WHAT IS EXPECTED: Of all the lines here, how many include the string "Foody"? Answer with the number only.

BEGIN

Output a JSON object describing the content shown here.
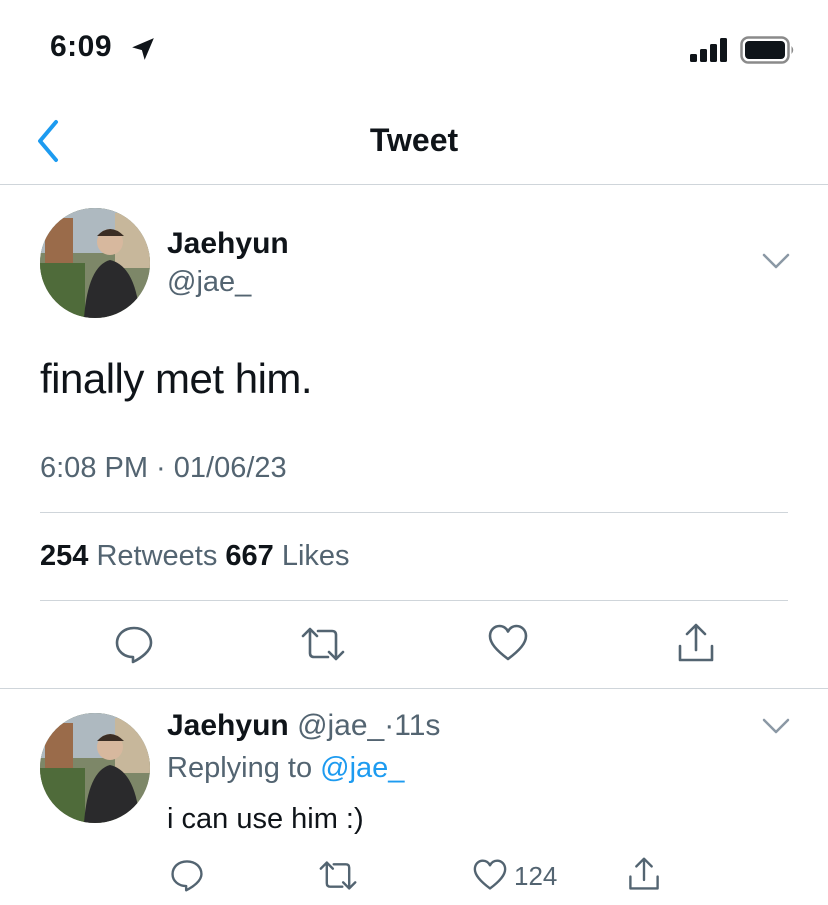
{
  "status_bar": {
    "time": "6:09",
    "icons": [
      "location-arrow-icon",
      "cellular-signal-icon",
      "battery-icon"
    ]
  },
  "nav": {
    "title": "Tweet",
    "back_icon": "chevron-left-icon",
    "accent_color": "#1d9bf0"
  },
  "tweet": {
    "display_name": "Jaehyun",
    "handle": "@jae_",
    "text": "finally met him.",
    "timestamp": "6:08 PM · 01/06/23",
    "retweets_count": "254",
    "retweets_label": "Retweets",
    "likes_count": "667",
    "likes_label": "Likes",
    "actions": [
      "reply-icon",
      "retweet-icon",
      "like-icon",
      "share-icon"
    ]
  },
  "reply": {
    "display_name": "Jaehyun",
    "handle": "@jae_",
    "separator": "·",
    "time": "11s",
    "replying_prefix": "Replying to",
    "replying_to": "@jae_",
    "text": "i can use him :)",
    "like_count": "124",
    "actions": [
      "reply-icon",
      "retweet-icon",
      "like-icon",
      "share-icon"
    ]
  }
}
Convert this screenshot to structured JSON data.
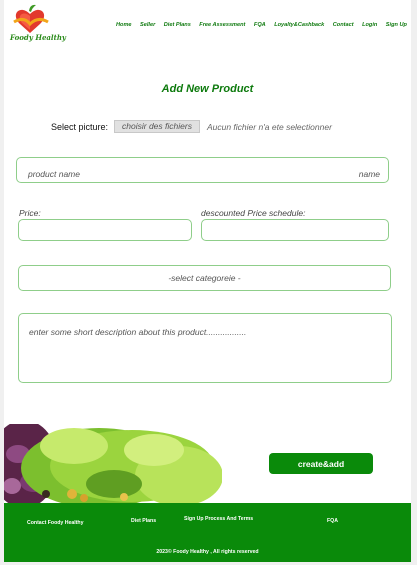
{
  "brand": {
    "name": "Foody Healthy"
  },
  "nav": {
    "items": [
      "Home",
      "Seller",
      "Diet Plans",
      "Free Assessment",
      "FQA",
      "Loyalty&Cashback",
      "Contact",
      "Login",
      "Sign Up"
    ]
  },
  "form": {
    "title": "Add New Product",
    "picture_label": "Select picture:",
    "file_button": "choisir des fichiers",
    "file_status": "Aucun fichier n'a ete selectionner",
    "product_name_placeholder": "product name",
    "product_name_suffix": "name",
    "price_label": "Price:",
    "discount_label": "descounted Price schedule:",
    "category_placeholder": "-select categoreie -",
    "description_placeholder": "enter some short description about this product.................",
    "submit_label": "create&add"
  },
  "footer": {
    "links": [
      "Contact Foody Healthy",
      "Diet Plans",
      "Sign Up Process And Terms",
      "FQA"
    ],
    "copyright": "2023© Foody Healthy , All rights reserved"
  },
  "colors": {
    "brand_green": "#0a8a0a",
    "field_border": "#8fce8a"
  }
}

END

PROBLEM SOLUTION: 3